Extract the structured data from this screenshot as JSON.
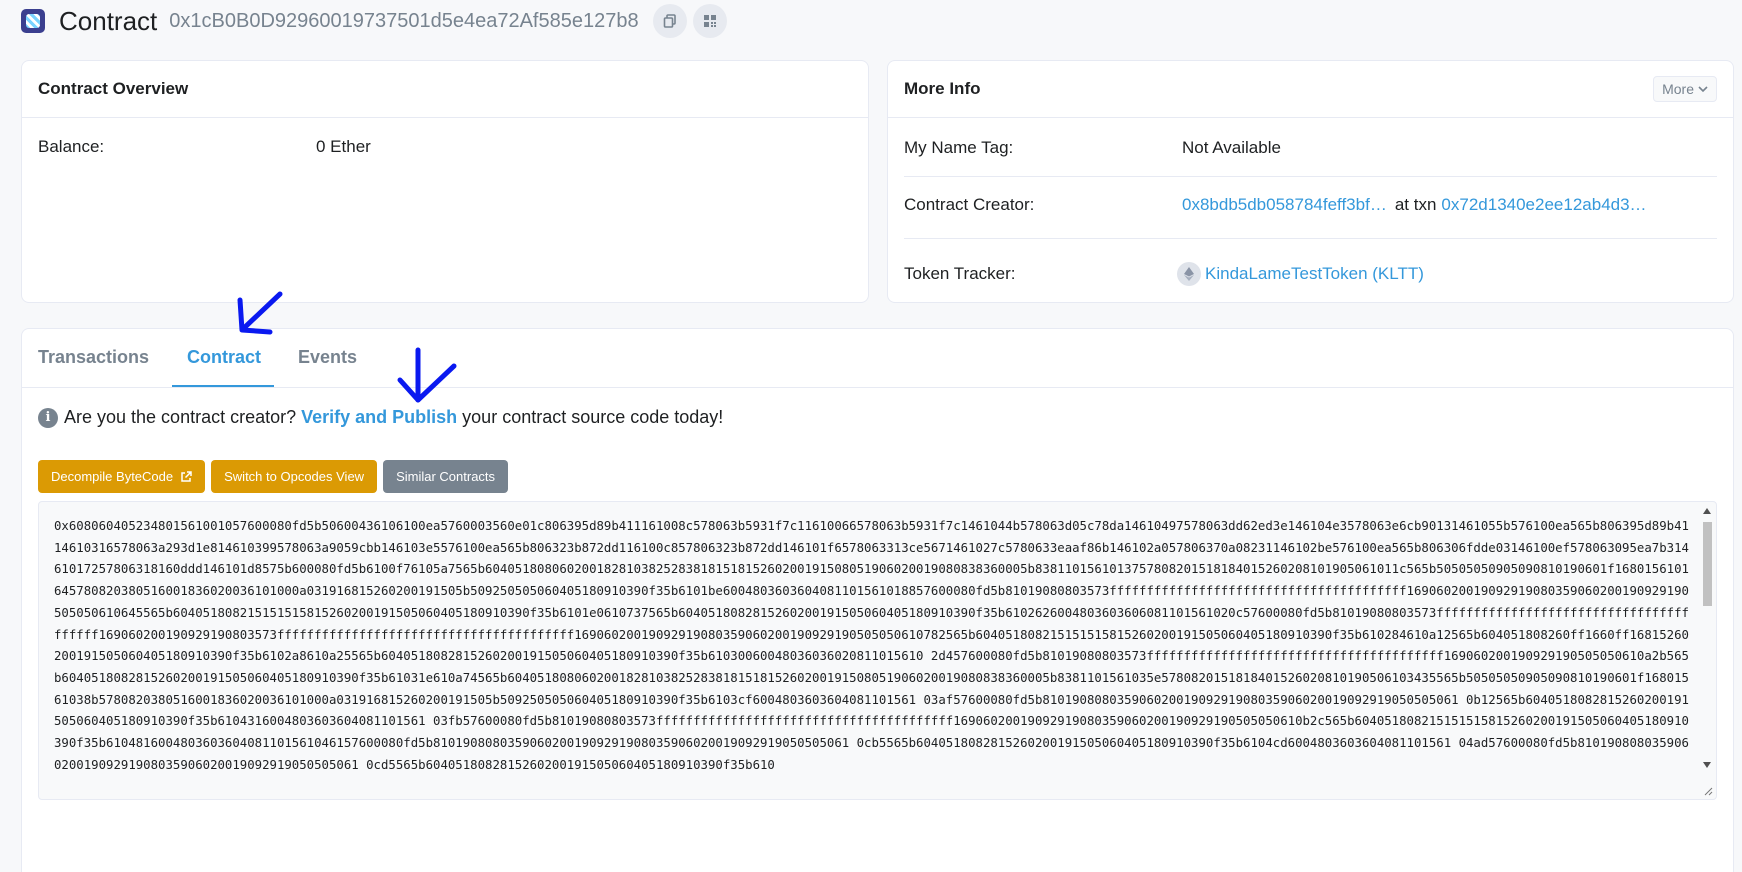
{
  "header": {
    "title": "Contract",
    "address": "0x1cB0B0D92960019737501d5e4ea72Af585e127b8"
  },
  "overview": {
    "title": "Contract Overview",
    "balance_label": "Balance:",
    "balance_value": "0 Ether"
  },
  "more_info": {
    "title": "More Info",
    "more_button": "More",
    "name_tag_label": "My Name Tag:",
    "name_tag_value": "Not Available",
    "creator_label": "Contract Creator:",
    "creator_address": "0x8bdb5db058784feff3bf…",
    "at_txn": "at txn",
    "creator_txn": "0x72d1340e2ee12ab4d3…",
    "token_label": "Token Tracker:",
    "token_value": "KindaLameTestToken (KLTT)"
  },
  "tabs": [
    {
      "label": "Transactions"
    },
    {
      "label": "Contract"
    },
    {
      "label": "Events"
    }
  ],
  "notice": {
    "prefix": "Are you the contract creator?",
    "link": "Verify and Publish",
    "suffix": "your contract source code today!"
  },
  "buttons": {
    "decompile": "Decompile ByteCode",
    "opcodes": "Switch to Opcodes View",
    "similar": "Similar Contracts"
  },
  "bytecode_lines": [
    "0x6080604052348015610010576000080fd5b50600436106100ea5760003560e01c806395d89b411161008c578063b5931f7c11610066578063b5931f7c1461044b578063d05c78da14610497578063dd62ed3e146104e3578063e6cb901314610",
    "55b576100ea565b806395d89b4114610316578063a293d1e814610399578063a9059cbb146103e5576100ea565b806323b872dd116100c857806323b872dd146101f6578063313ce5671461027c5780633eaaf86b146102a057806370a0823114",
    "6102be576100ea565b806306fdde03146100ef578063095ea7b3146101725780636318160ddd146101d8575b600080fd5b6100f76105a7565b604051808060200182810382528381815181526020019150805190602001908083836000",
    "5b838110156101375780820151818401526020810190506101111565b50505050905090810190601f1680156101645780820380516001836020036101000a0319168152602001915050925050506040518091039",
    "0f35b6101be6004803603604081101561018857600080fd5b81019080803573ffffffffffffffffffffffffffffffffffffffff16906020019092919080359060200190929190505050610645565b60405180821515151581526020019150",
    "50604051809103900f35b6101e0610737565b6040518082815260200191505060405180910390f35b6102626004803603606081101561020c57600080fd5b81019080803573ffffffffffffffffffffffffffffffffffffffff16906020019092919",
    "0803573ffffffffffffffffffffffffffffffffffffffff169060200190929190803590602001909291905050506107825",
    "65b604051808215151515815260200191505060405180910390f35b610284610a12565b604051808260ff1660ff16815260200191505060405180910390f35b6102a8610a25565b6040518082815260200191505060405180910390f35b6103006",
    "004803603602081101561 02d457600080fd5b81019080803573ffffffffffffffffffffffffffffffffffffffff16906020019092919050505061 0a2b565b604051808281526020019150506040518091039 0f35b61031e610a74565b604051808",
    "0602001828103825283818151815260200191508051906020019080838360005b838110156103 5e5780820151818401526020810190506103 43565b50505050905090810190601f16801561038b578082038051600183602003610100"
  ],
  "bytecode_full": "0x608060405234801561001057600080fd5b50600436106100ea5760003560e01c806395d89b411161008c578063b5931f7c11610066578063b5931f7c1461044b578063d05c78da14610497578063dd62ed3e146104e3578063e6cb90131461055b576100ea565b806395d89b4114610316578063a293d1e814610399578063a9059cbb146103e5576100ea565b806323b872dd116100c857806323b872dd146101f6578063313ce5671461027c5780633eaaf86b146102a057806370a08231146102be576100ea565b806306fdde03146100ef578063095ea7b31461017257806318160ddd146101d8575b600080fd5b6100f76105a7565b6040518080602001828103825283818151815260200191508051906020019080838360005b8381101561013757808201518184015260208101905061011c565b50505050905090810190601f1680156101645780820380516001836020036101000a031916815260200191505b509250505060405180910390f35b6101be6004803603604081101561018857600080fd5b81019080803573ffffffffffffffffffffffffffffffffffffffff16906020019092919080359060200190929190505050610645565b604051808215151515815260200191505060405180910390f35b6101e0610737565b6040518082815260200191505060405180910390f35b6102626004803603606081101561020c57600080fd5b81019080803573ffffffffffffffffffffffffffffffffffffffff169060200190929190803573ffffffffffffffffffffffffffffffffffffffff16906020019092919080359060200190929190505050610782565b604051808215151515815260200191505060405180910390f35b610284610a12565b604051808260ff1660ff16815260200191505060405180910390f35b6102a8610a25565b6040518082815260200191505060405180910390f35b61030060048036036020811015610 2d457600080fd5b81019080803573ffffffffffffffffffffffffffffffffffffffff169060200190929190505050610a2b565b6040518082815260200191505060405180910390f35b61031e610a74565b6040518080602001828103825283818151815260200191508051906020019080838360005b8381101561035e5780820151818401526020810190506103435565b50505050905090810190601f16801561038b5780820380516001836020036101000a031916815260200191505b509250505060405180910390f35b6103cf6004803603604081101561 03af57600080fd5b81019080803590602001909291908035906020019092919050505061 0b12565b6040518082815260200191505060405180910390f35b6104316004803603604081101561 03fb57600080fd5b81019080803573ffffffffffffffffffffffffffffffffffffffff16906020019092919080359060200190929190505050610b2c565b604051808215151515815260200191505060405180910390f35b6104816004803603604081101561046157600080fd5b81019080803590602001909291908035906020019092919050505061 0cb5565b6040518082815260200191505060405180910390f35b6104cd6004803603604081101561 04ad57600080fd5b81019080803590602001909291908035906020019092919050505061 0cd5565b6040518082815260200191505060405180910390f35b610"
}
-------------------------
> _INSTRUCTION_: Every record above must be given again exactly; drop the pictures.

> _TASK OUTPUT_:
Extract the structured data from this screenshot as JSON.
{
  "header": {
    "title": "Contract",
    "address": "0x1cB0B0D92960019737501d5e4ea72Af585e127b8"
  },
  "overview": {
    "title": "Contract Overview",
    "balance_label": "Balance:",
    "balance_value": "0 Ether"
  },
  "more_info": {
    "title": "More Info",
    "more_button": "More",
    "name_tag_label": "My Name Tag:",
    "name_tag_value": "Not Available",
    "creator_label": "Contract Creator:",
    "creator_address": "0x8bdb5db058784feff3bf…",
    "at_txn": "at txn",
    "creator_txn": "0x72d1340e2ee12ab4d3…",
    "token_label": "Token Tracker:",
    "token_value": "KindaLameTestToken (KLTT)"
  },
  "tabs": [
    {
      "label": "Transactions"
    },
    {
      "label": "Contract"
    },
    {
      "label": "Events"
    }
  ],
  "notice": {
    "prefix": "Are you the contract creator?",
    "link": "Verify and Publish",
    "suffix": "your contract source code today!"
  },
  "buttons": {
    "decompile": "Decompile ByteCode",
    "opcodes": "Switch to Opcodes View",
    "similar": "Similar Contracts"
  },
  "bytecode_lines": [
    "0x6080604052348015610010576000080fd5b50600436106100ea5760003560e01c806395d89b411161008c578063b5931f7c11610066578063b5931f7c1461044b578063d05c78da14610497578063dd62ed3e146104e3578063e6cb901314610",
    "55b576100ea565b806395d89b4114610316578063a293d1e814610399578063a9059cbb146103e5576100ea565b806323b872dd116100c857806323b872dd146101f6578063313ce5671461027c5780633eaaf86b146102a057806370a0823114",
    "6102be576100ea565b806306fdde03146100ef578063095ea7b3146101725780636318160ddd146101d8575b600080fd5b6100f76105a7565b604051808060200182810382528381815181526020019150805190602001908083836000",
    "5b838110156101375780820151818401526020810190506101111565b50505050905090810190601f1680156101645780820380516001836020036101000a0319168152602001915050925050506040518091039",
    "0f35b6101be6004803603604081101561018857600080fd5b81019080803573ffffffffffffffffffffffffffffffffffffffff16906020019092919080359060200190929190505050610645565b60405180821515151581526020019150",
    "50604051809103900f35b6101e0610737565b6040518082815260200191505060405180910390f35b6102626004803603606081101561020c57600080fd5b81019080803573ffffffffffffffffffffffffffffffffffffffff16906020019092919",
    "0803573ffffffffffffffffffffffffffffffffffffffff169060200190929190803590602001909291905050506107825",
    "65b604051808215151515815260200191505060405180910390f35b610284610a12565b604051808260ff1660ff16815260200191505060405180910390f35b6102a8610a25565b6040518082815260200191505060405180910390f35b6103006",
    "004803603602081101561 02d457600080fd5b81019080803573ffffffffffffffffffffffffffffffffffffffff16906020019092919050505061 0a2b565b604051808281526020019150506040518091039 0f35b61031e610a74565b604051808",
    "0602001828103825283818151815260200191508051906020019080838360005b838110156103 5e5780820151818401526020810190506103 43565b50505050905090810190601f16801561038b578082038051600183602003610100"
  ],
  "bytecode_full": "0x608060405234801561001057600080fd5b50600436106100ea5760003560e01c806395d89b411161008c578063b5931f7c11610066578063b5931f7c1461044b578063d05c78da14610497578063dd62ed3e146104e3578063e6cb90131461055b576100ea565b806395d89b4114610316578063a293d1e814610399578063a9059cbb146103e5576100ea565b806323b872dd116100c857806323b872dd146101f6578063313ce5671461027c5780633eaaf86b146102a057806370a08231146102be576100ea565b806306fdde03146100ef578063095ea7b31461017257806318160ddd146101d8575b600080fd5b6100f76105a7565b6040518080602001828103825283818151815260200191508051906020019080838360005b8381101561013757808201518184015260208101905061011c565b50505050905090810190601f1680156101645780820380516001836020036101000a031916815260200191505b509250505060405180910390f35b6101be6004803603604081101561018857600080fd5b81019080803573ffffffffffffffffffffffffffffffffffffffff16906020019092919080359060200190929190505050610645565b604051808215151515815260200191505060405180910390f35b6101e0610737565b6040518082815260200191505060405180910390f35b6102626004803603606081101561020c57600080fd5b81019080803573ffffffffffffffffffffffffffffffffffffffff169060200190929190803573ffffffffffffffffffffffffffffffffffffffff16906020019092919080359060200190929190505050610782565b604051808215151515815260200191505060405180910390f35b610284610a12565b604051808260ff1660ff16815260200191505060405180910390f35b6102a8610a25565b6040518082815260200191505060405180910390f35b61030060048036036020811015610 2d457600080fd5b81019080803573ffffffffffffffffffffffffffffffffffffffff169060200190929190505050610a2b565b6040518082815260200191505060405180910390f35b61031e610a74565b6040518080602001828103825283818151815260200191508051906020019080838360005b8381101561035e5780820151818401526020810190506103435565b50505050905090810190601f16801561038b5780820380516001836020036101000a031916815260200191505b509250505060405180910390f35b6103cf6004803603604081101561 03af57600080fd5b81019080803590602001909291908035906020019092919050505061 0b12565b6040518082815260200191505060405180910390f35b6104316004803603604081101561 03fb57600080fd5b81019080803573ffffffffffffffffffffffffffffffffffffffff16906020019092919080359060200190929190505050610b2c565b604051808215151515815260200191505060405180910390f35b6104816004803603604081101561046157600080fd5b81019080803590602001909291908035906020019092919050505061 0cb5565b6040518082815260200191505060405180910390f35b6104cd6004803603604081101561 04ad57600080fd5b81019080803590602001909291908035906020019092919050505061 0cd5565b6040518082815260200191505060405180910390f35b610"
}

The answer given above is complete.